_Source passage_
---

Maw
Sophie’s Choice [an opera in four acts with libretto by the composer based on the novel by William Styron]
Sophie – Angelika Kirchschlager
Narrator – Dale Duesing
Stingo – Christopher Lemmings
Nathan – Rodney Gilfry
Yetta Zimmerman – Frances McCafferty
Zbigniew Bieganski – Stafford Dean
Wanda – Stephanie Friede
Rudolph Franz Höss – Jorma Silvasti
Doctor – Alan Opie
Librarian – Adrian Clarke
Eva – Abigail Brown
Jan – Billy Clerkin
Bartender – Darren Jeffery
Larry Landau – Quentin Hayes
Trevor Nunn – director
Rob Howell – designs
Mark Henderson – lighting
David Bolger – director of movement
Royal Opera House Chorus [Terry Edwards – chorus director]
The Orchestra of the Royal Opera House [Peter Manning – concert master]
Sir Simon Rattle
Reviewed by: Richard Whitehouse
Reviewed: 13 December, 2002
Venue: The Royal Opera House, Covent Garden, London
The fact that all six performances of this premiere staging of Sophie’s Choice were sold out weeks in advance says something about the anticipation generated by the production. And, at almost three and three-quarter hours, Nicholas Maw’s first opera in three decades is certainly on a scale to match the profound questions demanded by an examination of the Holocaust and its aftermath. Which is not to say that ambition should be confused with attainment.
The main drama is set in Brooklyn, New York during the summer and autumn of 1947, with extended flashbacks to Sophie’s meeting and involvement with Nathan in 1946, her arrest in Nazi-occupied Warsaw and transferral to Auschwitz in 1943, and – the root of her moral dilemma – her home in pre-war Krakow, where she takes down the proto-Nazi nationalism of her Professor father who, like her husband, perishes in the German invasion: a telling irony rather glossed over in the narrative.
The crux of the opera lies in the choices that Sophie makes and has made. As a Pole arriving at Auschwitz, she is given the option of saving one of her two children. ’Sacrificing’ her daughter will haunt her every decision, with the circle closed only by her second choice – to return to Nathan, with whom she dies in a joint suicide pact: a cruel end to a fractured existence, but an ’atonement’ nonetheless. Which makes the generalised, Spielberg-ian emoting of these climactic scenes all the more dismaying – well-intentioned melodrama lacking substance and devoid of catharsis.
Part of the problem lies in Maw’s libretto, its derivation from William Styron’s novel all too evident in the wordiness of the dialogue – compounded by the literalness of the dramatic pacing. In particular, the first two acts – at 55 and 47 minutes respectively – are bogged down in extraneous detail which detracts from any underlying momentum: an hour-long act struggles in vain to break free. The latter two acts – 57 and 53 minutes – are better focussed dramatically if not without being prolix. Moreover, there’s a tendency to characterise later emotional situations in a way that makes them seem a replay rather than intensification of what came before. Act Three’s confrontation in the Maple Court Lounge is one example of a highpoint whose gestural impact fails to release its dramatic tension.

---

_Record extracts_
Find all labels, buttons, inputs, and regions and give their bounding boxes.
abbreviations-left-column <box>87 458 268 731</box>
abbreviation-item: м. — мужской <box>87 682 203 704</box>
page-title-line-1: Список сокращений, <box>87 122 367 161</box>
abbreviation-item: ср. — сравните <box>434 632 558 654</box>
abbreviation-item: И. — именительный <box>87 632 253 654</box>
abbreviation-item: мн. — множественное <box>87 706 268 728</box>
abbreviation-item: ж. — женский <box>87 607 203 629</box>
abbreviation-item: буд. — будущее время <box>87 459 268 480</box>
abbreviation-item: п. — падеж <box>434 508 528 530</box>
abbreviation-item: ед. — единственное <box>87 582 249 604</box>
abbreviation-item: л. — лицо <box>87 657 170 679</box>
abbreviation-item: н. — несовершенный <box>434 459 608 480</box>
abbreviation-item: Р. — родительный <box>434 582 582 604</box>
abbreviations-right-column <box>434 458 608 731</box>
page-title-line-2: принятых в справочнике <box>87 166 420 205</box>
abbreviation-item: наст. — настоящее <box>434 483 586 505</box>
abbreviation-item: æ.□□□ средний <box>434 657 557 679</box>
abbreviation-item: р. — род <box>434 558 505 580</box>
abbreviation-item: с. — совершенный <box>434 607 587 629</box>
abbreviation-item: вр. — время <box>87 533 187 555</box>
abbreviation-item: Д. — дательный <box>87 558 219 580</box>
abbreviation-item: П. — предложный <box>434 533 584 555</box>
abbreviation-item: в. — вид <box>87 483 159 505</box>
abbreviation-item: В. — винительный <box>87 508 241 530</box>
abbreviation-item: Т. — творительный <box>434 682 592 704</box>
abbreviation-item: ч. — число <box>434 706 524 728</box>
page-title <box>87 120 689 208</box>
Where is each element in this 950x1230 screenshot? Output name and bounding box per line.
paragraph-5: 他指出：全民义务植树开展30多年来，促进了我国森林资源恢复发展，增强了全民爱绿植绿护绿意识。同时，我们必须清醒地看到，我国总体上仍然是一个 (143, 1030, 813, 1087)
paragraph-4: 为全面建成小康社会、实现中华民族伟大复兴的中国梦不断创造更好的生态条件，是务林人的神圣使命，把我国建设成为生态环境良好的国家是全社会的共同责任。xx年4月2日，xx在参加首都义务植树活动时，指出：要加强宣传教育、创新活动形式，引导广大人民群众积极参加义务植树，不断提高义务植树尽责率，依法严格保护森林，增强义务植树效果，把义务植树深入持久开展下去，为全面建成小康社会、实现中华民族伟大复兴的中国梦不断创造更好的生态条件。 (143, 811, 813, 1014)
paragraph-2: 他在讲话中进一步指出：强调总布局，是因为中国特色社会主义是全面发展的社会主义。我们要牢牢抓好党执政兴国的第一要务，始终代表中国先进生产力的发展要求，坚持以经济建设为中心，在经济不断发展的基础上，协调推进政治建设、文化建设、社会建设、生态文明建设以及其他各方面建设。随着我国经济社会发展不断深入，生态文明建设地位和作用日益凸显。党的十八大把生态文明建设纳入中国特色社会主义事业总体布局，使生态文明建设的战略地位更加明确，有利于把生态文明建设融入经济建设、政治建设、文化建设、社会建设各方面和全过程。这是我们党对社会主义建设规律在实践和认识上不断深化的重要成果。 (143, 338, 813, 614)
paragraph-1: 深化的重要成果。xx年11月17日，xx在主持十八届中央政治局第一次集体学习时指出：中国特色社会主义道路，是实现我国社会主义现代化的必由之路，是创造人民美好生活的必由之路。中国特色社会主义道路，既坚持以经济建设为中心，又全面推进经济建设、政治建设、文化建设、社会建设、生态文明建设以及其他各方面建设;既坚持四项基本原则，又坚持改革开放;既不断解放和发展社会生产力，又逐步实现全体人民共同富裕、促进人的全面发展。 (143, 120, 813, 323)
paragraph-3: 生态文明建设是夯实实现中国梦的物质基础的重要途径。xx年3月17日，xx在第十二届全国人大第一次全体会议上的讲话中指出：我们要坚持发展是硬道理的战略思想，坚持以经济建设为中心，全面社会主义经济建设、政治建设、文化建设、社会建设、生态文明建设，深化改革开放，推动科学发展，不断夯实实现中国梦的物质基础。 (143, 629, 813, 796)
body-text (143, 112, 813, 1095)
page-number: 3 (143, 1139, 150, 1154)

---

_Do this_
Retype the passage from the review of Sophie's Choice between "The crux of" and "devoid of catharsis.", inclusive.

_Result of this task_
The crux of the opera lies in the choices that Sophie makes and has made. As a Pole arriving at Auschwitz, she is given the option of saving one of her two children. ’Sacrificing’ her daughter will haunt her every decision, with the circle closed only by her second choice – to return to Nathan, with whom she dies in a joint suicide pact: a cruel end to a fractured existence, but an ’atonement’ nonetheless. Which makes the generalised, Spielberg-ian emoting of these climactic scenes all the more dismaying – well-intentioned melodrama lacking substance and devoid of catharsis.